[Extracted data entries]

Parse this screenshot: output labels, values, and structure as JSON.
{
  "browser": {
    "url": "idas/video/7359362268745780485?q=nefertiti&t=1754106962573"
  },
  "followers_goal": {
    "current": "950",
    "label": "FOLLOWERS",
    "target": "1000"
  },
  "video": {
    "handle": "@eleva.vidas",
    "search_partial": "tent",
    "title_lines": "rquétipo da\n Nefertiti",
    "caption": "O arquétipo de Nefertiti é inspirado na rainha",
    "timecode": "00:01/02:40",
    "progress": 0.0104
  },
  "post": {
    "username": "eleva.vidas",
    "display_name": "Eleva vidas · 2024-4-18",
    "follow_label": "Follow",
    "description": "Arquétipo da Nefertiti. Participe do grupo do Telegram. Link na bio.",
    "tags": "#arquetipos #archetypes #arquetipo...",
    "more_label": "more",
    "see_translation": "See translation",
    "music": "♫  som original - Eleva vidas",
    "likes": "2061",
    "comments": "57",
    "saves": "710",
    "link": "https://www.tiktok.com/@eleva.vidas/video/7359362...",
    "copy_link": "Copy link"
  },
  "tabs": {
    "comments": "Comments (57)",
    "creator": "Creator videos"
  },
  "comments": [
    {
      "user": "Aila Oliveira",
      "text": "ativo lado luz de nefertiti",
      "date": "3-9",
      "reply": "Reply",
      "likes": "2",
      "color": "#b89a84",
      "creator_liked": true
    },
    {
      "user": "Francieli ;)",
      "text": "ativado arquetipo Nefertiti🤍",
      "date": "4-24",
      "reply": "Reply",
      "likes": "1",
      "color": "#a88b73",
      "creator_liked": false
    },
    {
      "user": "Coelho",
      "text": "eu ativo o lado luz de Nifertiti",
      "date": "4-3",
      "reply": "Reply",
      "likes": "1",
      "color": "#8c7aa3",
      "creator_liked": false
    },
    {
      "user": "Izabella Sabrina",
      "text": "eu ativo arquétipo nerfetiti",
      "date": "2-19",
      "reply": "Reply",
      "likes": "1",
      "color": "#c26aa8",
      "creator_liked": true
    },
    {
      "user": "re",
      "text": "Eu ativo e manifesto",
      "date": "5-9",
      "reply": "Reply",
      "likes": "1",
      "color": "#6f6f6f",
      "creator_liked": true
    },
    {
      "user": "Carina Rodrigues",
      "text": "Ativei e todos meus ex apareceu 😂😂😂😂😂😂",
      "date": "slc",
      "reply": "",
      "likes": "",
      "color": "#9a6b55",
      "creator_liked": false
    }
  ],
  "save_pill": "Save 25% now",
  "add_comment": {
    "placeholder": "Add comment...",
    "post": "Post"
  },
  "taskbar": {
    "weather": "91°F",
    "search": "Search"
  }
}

▶ _TASK INSTRUCTIONS_
Give the entries once more, exactly as they appear.

▶ _WRITTEN RESPONSE_
Parse this screenshot: output labels, values, and structure as JSON.
{
  "browser": {
    "url": "idas/video/7359362268745780485?q=nefertiti&t=1754106962573"
  },
  "followers_goal": {
    "current": "950",
    "label": "FOLLOWERS",
    "target": "1000"
  },
  "video": {
    "handle": "@eleva.vidas",
    "search_partial": "tent",
    "title_lines": "rquétipo da\n Nefertiti",
    "caption": "O arquétipo de Nefertiti é inspirado na rainha",
    "timecode": "00:01/02:40",
    "progress": 0.0104
  },
  "post": {
    "username": "eleva.vidas",
    "display_name": "Eleva vidas · 2024-4-18",
    "follow_label": "Follow",
    "description": "Arquétipo da Nefertiti. Participe do grupo do Telegram. Link na bio.",
    "tags": "#arquetipos #archetypes #arquetipo...",
    "more_label": "more",
    "see_translation": "See translation",
    "music": "♫  som original - Eleva vidas",
    "likes": "2061",
    "comments": "57",
    "saves": "710",
    "link": "https://www.tiktok.com/@eleva.vidas/video/7359362...",
    "copy_link": "Copy link"
  },
  "tabs": {
    "comments": "Comments (57)",
    "creator": "Creator videos"
  },
  "comments": [
    {
      "user": "Aila Oliveira",
      "text": "ativo lado luz de nefertiti",
      "date": "3-9",
      "reply": "Reply",
      "likes": "2",
      "color": "#b89a84",
      "creator_liked": true
    },
    {
      "user": "Francieli ;)",
      "text": "ativado arquetipo Nefertiti🤍",
      "date": "4-24",
      "reply": "Reply",
      "likes": "1",
      "color": "#a88b73",
      "creator_liked": false
    },
    {
      "user": "Coelho",
      "text": "eu ativo o lado luz de Nifertiti",
      "date": "4-3",
      "reply": "Reply",
      "likes": "1",
      "color": "#8c7aa3",
      "creator_liked": false
    },
    {
      "user": "Izabella Sabrina",
      "text": "eu ativo arquétipo nerfetiti",
      "date": "2-19",
      "reply": "Reply",
      "likes": "1",
      "color": "#c26aa8",
      "creator_liked": true
    },
    {
      "user": "re",
      "text": "Eu ativo e manifesto",
      "date": "5-9",
      "reply": "Reply",
      "likes": "1",
      "color": "#6f6f6f",
      "creator_liked": true
    },
    {
      "user": "Carina Rodrigues",
      "text": "Ativei e todos meus ex apareceu 😂😂😂😂😂😂",
      "date": "slc",
      "reply": "",
      "likes": "",
      "color": "#9a6b55",
      "creator_liked": false
    }
  ],
  "save_pill": "Save 25% now",
  "add_comment": {
    "placeholder": "Add comment...",
    "post": "Post"
  },
  "taskbar": {
    "weather": "91°F",
    "search": "Search"
  }
}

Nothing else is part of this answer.